[start RECORD SET]
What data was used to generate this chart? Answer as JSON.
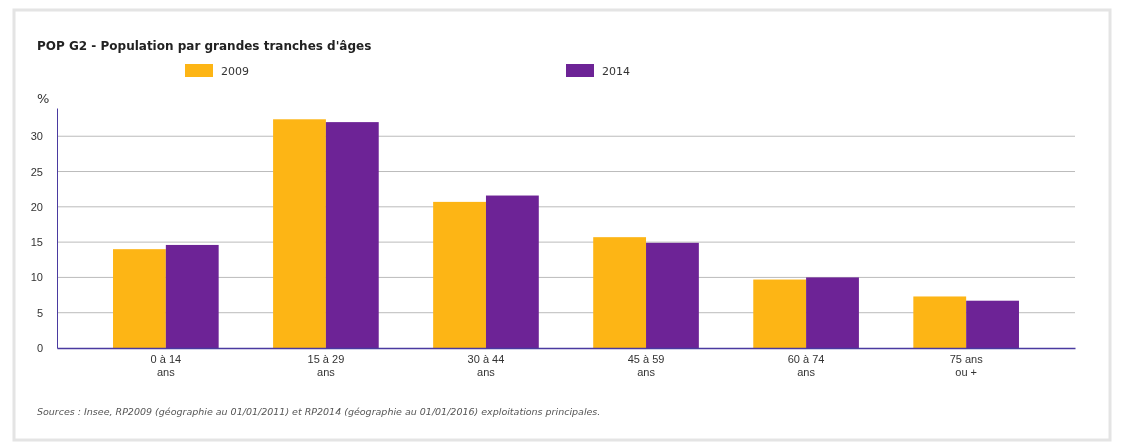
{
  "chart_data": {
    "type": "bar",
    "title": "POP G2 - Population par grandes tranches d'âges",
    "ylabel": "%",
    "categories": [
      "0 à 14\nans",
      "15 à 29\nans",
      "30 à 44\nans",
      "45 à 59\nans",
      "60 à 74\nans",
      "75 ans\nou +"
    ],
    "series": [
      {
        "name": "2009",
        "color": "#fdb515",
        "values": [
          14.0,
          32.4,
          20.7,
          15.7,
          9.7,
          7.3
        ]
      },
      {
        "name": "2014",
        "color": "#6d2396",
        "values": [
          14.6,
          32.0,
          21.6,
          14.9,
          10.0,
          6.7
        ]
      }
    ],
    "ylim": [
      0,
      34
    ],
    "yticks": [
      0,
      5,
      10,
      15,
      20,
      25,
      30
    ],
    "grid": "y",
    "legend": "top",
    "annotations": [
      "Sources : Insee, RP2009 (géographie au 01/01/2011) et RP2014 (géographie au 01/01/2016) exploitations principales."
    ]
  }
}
[end RECORD SET]
[start RECORD SET]
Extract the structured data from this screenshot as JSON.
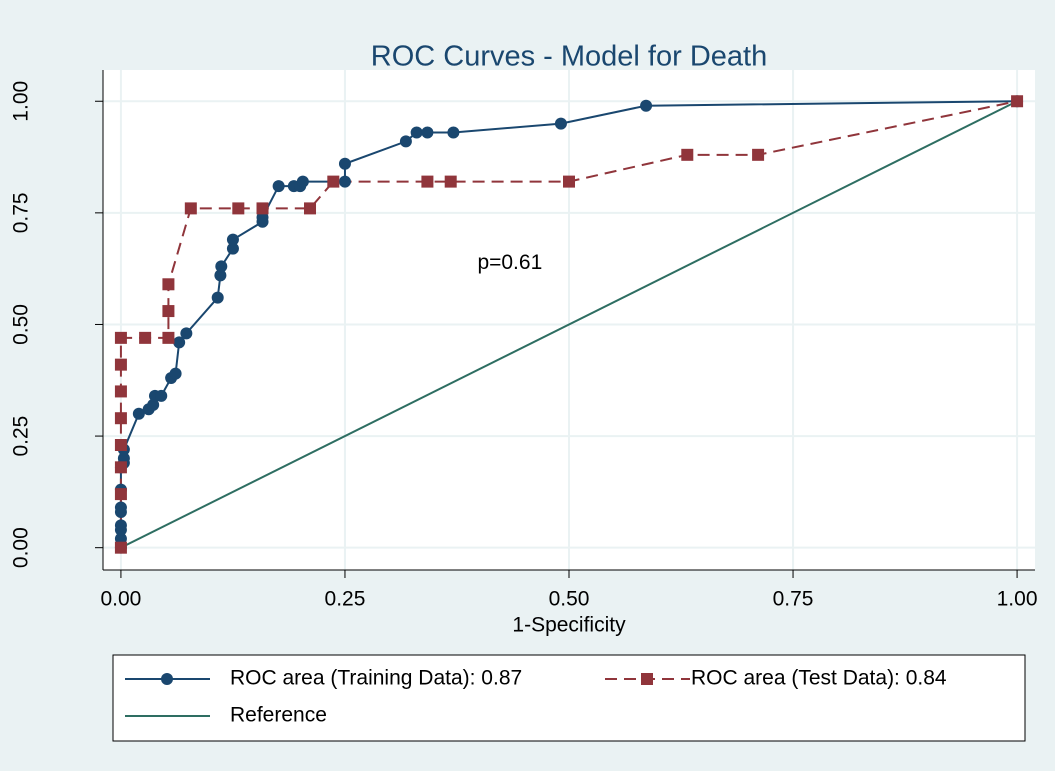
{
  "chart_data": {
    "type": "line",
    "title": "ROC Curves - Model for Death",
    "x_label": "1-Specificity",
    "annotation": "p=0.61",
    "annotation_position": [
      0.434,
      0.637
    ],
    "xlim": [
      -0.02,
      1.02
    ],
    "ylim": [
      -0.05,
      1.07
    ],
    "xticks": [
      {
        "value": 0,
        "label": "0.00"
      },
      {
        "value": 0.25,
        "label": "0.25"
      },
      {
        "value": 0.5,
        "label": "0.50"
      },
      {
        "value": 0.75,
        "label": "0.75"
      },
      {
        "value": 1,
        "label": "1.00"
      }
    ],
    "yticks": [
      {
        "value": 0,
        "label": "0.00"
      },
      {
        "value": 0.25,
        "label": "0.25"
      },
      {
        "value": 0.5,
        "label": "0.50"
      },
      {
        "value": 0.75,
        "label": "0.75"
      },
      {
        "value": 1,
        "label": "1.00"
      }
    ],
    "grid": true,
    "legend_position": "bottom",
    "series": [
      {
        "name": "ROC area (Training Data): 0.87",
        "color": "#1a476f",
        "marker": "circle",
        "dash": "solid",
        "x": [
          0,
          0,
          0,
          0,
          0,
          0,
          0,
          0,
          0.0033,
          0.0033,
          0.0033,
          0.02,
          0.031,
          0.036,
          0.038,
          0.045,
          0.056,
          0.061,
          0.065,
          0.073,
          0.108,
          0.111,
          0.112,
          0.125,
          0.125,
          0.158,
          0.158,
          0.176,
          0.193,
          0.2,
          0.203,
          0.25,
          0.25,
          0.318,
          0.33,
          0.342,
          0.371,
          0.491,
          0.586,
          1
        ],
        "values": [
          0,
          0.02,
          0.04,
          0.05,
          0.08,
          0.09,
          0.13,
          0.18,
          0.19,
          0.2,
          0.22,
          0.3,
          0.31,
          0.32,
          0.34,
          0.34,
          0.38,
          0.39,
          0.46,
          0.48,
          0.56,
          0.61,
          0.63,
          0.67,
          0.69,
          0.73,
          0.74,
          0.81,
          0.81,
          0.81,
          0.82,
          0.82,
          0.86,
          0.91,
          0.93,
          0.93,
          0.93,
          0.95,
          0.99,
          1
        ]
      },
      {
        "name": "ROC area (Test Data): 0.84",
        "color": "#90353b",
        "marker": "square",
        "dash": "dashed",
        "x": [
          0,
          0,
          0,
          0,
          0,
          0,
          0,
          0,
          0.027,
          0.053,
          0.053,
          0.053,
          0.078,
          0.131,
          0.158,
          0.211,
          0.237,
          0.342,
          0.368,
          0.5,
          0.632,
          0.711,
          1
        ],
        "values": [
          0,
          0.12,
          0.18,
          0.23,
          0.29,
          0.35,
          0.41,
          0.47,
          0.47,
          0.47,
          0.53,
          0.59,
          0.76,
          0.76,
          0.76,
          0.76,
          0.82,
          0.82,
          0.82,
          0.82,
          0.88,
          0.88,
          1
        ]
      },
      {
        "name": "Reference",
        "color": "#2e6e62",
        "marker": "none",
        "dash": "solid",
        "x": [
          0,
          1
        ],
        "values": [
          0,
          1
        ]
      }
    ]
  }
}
[end RECORD SET]
[start RECORD SET]
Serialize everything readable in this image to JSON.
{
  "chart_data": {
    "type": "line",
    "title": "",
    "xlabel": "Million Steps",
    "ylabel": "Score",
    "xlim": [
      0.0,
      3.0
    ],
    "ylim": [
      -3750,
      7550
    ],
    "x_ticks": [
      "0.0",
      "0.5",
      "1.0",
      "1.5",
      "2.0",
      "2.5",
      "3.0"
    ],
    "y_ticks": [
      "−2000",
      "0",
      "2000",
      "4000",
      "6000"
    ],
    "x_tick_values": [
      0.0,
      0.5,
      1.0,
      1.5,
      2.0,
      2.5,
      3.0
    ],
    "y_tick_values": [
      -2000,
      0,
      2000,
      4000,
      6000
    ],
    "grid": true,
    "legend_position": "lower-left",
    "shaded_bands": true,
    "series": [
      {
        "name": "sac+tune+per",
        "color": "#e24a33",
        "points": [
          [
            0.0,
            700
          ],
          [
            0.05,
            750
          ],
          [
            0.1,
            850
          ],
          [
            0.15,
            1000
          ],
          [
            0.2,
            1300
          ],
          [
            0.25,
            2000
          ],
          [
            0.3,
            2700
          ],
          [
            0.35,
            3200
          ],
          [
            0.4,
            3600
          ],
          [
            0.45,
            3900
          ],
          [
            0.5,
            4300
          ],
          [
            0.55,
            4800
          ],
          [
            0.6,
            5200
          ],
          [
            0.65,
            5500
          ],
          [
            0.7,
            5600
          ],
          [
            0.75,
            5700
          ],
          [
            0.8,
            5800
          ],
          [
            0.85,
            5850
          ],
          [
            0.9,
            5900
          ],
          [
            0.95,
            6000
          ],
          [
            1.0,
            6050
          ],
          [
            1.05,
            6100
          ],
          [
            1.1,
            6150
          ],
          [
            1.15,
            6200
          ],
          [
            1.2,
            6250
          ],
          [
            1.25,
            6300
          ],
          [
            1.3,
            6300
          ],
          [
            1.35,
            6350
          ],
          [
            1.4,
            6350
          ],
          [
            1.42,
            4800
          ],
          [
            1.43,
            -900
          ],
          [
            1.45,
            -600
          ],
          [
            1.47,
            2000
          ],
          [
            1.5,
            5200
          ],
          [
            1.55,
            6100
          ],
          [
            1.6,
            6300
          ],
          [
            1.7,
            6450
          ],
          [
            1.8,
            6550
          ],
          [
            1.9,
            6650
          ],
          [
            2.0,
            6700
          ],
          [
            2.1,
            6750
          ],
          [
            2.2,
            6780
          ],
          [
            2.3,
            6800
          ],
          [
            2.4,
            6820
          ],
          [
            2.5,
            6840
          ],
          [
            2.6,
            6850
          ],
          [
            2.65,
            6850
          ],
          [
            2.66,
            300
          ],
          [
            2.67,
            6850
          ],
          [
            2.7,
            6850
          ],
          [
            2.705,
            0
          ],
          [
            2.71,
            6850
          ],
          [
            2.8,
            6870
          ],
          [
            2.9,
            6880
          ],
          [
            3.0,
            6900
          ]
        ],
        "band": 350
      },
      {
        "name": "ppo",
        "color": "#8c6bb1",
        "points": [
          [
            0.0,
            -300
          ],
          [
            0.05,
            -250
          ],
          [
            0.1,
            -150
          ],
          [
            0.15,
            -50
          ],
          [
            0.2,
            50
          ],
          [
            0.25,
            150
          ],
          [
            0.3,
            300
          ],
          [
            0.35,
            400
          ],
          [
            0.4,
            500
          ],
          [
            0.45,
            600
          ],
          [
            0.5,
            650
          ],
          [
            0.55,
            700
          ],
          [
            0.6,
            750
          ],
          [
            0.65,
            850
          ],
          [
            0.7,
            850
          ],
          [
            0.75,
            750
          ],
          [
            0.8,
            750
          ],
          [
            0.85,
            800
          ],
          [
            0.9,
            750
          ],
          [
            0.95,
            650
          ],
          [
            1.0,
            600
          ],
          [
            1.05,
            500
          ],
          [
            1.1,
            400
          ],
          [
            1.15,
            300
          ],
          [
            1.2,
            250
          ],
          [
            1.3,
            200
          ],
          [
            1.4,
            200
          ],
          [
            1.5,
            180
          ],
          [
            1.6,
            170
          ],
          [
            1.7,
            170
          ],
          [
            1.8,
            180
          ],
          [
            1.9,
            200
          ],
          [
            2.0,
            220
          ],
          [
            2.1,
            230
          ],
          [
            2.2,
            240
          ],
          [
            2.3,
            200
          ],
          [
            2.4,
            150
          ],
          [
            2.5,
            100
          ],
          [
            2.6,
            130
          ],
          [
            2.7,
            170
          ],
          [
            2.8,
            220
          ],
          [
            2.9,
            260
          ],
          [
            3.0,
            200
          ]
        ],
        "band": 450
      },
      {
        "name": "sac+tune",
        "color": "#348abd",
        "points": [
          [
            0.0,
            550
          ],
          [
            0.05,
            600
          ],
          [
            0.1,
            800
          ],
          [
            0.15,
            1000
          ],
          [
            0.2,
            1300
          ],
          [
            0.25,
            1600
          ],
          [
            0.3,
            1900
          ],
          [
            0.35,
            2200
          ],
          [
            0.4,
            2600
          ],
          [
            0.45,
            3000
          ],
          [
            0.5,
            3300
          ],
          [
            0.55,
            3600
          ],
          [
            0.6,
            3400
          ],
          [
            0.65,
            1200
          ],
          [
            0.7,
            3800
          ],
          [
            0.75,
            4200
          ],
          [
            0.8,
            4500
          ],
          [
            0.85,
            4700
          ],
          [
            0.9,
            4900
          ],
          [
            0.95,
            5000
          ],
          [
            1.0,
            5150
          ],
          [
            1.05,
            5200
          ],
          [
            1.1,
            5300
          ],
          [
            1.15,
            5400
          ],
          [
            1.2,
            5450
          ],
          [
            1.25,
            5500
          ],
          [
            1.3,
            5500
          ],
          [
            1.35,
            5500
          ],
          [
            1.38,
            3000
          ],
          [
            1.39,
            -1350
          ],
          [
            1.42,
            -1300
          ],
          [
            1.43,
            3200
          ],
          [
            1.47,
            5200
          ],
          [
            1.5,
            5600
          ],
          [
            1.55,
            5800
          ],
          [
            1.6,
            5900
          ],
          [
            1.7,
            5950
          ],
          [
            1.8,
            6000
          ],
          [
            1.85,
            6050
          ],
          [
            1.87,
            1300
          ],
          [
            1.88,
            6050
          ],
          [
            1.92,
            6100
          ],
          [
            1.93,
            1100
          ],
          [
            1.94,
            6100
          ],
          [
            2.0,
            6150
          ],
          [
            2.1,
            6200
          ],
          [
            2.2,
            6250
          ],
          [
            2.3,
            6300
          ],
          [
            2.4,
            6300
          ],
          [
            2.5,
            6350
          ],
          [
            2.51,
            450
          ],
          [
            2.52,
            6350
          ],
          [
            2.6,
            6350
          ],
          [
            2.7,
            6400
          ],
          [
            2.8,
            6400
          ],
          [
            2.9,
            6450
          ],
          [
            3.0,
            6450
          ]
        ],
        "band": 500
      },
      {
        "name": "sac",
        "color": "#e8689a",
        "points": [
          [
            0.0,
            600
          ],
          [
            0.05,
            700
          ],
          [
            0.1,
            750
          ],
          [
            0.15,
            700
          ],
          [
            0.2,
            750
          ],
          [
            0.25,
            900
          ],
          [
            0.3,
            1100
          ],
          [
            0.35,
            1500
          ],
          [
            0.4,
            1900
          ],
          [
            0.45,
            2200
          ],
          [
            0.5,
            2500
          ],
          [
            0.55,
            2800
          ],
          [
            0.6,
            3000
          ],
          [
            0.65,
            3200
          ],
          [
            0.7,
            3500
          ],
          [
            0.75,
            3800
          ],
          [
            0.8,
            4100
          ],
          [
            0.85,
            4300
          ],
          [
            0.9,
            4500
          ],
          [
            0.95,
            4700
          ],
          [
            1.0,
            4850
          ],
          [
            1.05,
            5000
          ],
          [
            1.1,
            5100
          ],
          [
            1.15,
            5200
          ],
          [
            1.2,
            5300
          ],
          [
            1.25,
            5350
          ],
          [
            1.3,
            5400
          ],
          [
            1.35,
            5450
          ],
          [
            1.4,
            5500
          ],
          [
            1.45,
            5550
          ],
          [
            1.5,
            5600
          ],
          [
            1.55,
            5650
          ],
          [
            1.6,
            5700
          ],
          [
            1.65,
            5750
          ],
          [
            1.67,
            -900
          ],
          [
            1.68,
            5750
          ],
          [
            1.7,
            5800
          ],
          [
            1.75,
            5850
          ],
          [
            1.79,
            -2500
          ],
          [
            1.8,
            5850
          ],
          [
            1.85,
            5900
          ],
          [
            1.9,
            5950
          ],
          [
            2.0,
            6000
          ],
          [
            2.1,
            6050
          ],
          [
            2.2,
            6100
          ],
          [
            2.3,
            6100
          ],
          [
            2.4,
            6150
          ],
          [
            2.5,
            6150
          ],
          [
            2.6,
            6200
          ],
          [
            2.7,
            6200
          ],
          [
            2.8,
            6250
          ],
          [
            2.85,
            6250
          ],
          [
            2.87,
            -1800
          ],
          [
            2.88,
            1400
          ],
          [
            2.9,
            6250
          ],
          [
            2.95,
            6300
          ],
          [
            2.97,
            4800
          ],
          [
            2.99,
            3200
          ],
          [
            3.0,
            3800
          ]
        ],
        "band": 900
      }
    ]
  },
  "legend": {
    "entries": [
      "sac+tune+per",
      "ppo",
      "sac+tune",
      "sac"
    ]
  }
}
[end RECORD SET]
SHORT EXERCISE: Copy every line from the records above that contains the word "area".

RESPONSE:
        "name": "ROC area (Training Data): 0.87",
        "name": "ROC area (Test Data): 0.84",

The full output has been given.